[Extracted data entries]
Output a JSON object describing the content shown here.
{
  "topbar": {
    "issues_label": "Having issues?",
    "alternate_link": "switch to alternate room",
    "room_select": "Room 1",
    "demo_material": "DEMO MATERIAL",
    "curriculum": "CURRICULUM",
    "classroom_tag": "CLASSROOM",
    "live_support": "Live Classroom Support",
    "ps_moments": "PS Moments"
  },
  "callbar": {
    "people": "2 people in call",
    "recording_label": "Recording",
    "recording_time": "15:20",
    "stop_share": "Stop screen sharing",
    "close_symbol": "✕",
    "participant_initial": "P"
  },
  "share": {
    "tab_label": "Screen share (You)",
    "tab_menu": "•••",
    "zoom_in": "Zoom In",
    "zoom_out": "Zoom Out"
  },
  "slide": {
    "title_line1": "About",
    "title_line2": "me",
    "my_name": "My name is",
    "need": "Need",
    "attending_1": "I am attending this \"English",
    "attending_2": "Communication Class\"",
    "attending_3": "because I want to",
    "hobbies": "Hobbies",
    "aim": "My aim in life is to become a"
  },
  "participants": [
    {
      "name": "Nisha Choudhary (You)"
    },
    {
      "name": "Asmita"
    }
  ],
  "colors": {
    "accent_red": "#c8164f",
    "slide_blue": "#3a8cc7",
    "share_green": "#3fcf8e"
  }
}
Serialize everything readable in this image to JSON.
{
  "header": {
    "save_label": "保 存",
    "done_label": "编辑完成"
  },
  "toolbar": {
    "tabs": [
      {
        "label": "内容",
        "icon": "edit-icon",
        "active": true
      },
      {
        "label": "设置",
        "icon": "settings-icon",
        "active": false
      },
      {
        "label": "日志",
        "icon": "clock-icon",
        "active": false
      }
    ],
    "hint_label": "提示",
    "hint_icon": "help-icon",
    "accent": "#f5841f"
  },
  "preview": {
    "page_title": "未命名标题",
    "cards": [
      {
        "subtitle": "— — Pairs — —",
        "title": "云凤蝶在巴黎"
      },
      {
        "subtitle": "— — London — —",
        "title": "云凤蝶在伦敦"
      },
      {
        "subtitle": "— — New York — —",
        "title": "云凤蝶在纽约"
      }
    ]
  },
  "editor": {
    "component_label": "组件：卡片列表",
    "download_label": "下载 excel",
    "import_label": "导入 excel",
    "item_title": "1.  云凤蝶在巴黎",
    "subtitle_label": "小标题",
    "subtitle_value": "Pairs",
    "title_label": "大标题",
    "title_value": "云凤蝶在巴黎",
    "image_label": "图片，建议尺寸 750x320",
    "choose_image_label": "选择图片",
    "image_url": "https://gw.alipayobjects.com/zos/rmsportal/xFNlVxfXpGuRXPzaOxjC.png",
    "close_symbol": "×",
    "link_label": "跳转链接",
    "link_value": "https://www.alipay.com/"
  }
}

WHAT YOU WILL DO –
Make an exact copy of the data above.

EXERCISE RESULT –
Output a JSON object describing the content shown here.
{
  "topbar": {
    "issues_label": "Having issues?",
    "alternate_link": "switch to alternate room",
    "room_select": "Room 1",
    "demo_material": "DEMO MATERIAL",
    "curriculum": "CURRICULUM",
    "classroom_tag": "CLASSROOM",
    "live_support": "Live Classroom Support",
    "ps_moments": "PS Moments"
  },
  "callbar": {
    "people": "2 people in call",
    "recording_label": "Recording",
    "recording_time": "15:20",
    "stop_share": "Stop screen sharing",
    "close_symbol": "✕",
    "participant_initial": "P"
  },
  "share": {
    "tab_label": "Screen share (You)",
    "tab_menu": "•••",
    "zoom_in": "Zoom In",
    "zoom_out": "Zoom Out"
  },
  "slide": {
    "title_line1": "About",
    "title_line2": "me",
    "my_name": "My name is",
    "need": "Need",
    "attending_1": "I am attending this \"English",
    "attending_2": "Communication Class\"",
    "attending_3": "because I want to",
    "hobbies": "Hobbies",
    "aim": "My aim in life is to become a"
  },
  "participants": [
    {
      "name": "Nisha Choudhary (You)"
    },
    {
      "name": "Asmita"
    }
  ],
  "colors": {
    "accent_red": "#c8164f",
    "slide_blue": "#3a8cc7",
    "share_green": "#3fcf8e"
  }
}
Serialize everything readable in this image to JSON.
{
  "header": {
    "save_label": "保 存",
    "done_label": "编辑完成"
  },
  "toolbar": {
    "tabs": [
      {
        "label": "内容",
        "icon": "edit-icon",
        "active": true
      },
      {
        "label": "设置",
        "icon": "settings-icon",
        "active": false
      },
      {
        "label": "日志",
        "icon": "clock-icon",
        "active": false
      }
    ],
    "hint_label": "提示",
    "hint_icon": "help-icon",
    "accent": "#f5841f"
  },
  "preview": {
    "page_title": "未命名标题",
    "cards": [
      {
        "subtitle": "— — Pairs — —",
        "title": "云凤蝶在巴黎"
      },
      {
        "subtitle": "— — London — —",
        "title": "云凤蝶在伦敦"
      },
      {
        "subtitle": "— — New York — —",
        "title": "云凤蝶在纽约"
      }
    ]
  },
  "editor": {
    "component_label": "组件：卡片列表",
    "download_label": "下载 excel",
    "import_label": "导入 excel",
    "item_title": "1.  云凤蝶在巴黎",
    "subtitle_label": "小标题",
    "subtitle_value": "Pairs",
    "title_label": "大标题",
    "title_value": "云凤蝶在巴黎",
    "image_label": "图片，建议尺寸 750x320",
    "choose_image_label": "选择图片",
    "image_url": "https://gw.alipayobjects.com/zos/rmsportal/xFNlVxfXpGuRXPzaOxjC.png",
    "close_symbol": "×",
    "link_label": "跳转链接",
    "link_value": "https://www.alipay.com/"
  }
}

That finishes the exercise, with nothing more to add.